# start of MATERIAL SHOWN

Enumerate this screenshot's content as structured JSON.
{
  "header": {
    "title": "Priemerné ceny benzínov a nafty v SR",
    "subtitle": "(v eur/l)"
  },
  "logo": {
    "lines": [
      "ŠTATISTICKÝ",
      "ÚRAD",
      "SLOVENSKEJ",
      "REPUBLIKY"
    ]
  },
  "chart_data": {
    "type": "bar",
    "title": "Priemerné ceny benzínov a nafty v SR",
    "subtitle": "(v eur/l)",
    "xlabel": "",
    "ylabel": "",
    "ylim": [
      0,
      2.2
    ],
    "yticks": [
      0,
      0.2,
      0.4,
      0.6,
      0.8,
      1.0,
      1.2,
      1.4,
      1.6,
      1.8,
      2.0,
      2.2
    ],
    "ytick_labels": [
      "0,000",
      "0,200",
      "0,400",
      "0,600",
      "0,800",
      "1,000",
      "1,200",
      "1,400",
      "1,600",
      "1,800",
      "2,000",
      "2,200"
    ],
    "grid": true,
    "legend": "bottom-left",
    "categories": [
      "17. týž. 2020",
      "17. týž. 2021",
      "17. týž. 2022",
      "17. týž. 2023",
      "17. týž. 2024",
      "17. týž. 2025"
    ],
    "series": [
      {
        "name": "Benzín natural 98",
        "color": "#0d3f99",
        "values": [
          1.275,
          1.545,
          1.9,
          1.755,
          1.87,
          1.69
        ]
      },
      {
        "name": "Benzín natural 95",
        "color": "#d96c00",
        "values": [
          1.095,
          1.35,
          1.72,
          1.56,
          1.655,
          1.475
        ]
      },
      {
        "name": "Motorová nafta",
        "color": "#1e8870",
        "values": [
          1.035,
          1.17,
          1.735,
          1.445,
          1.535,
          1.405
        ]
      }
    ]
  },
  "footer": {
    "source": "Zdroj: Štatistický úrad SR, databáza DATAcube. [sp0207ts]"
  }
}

# end of MATERIAL SHOWN

■ **OBJECTIVE**: Go through the entries and repeat each one exactly.

■ **TASK OUTPUT**:
Enumerate this screenshot's content as structured JSON.
{
  "header": {
    "title": "Priemerné ceny benzínov a nafty v SR",
    "subtitle": "(v eur/l)"
  },
  "logo": {
    "lines": [
      "ŠTATISTICKÝ",
      "ÚRAD",
      "SLOVENSKEJ",
      "REPUBLIKY"
    ]
  },
  "chart_data": {
    "type": "bar",
    "title": "Priemerné ceny benzínov a nafty v SR",
    "subtitle": "(v eur/l)",
    "xlabel": "",
    "ylabel": "",
    "ylim": [
      0,
      2.2
    ],
    "yticks": [
      0,
      0.2,
      0.4,
      0.6,
      0.8,
      1.0,
      1.2,
      1.4,
      1.6,
      1.8,
      2.0,
      2.2
    ],
    "ytick_labels": [
      "0,000",
      "0,200",
      "0,400",
      "0,600",
      "0,800",
      "1,000",
      "1,200",
      "1,400",
      "1,600",
      "1,800",
      "2,000",
      "2,200"
    ],
    "grid": true,
    "legend": "bottom-left",
    "categories": [
      "17. týž. 2020",
      "17. týž. 2021",
      "17. týž. 2022",
      "17. týž. 2023",
      "17. týž. 2024",
      "17. týž. 2025"
    ],
    "series": [
      {
        "name": "Benzín natural 98",
        "color": "#0d3f99",
        "values": [
          1.275,
          1.545,
          1.9,
          1.755,
          1.87,
          1.69
        ]
      },
      {
        "name": "Benzín natural 95",
        "color": "#d96c00",
        "values": [
          1.095,
          1.35,
          1.72,
          1.56,
          1.655,
          1.475
        ]
      },
      {
        "name": "Motorová nafta",
        "color": "#1e8870",
        "values": [
          1.035,
          1.17,
          1.735,
          1.445,
          1.535,
          1.405
        ]
      }
    ]
  },
  "footer": {
    "source": "Zdroj: Štatistický úrad SR, databáza DATAcube. [sp0207ts]"
  }
}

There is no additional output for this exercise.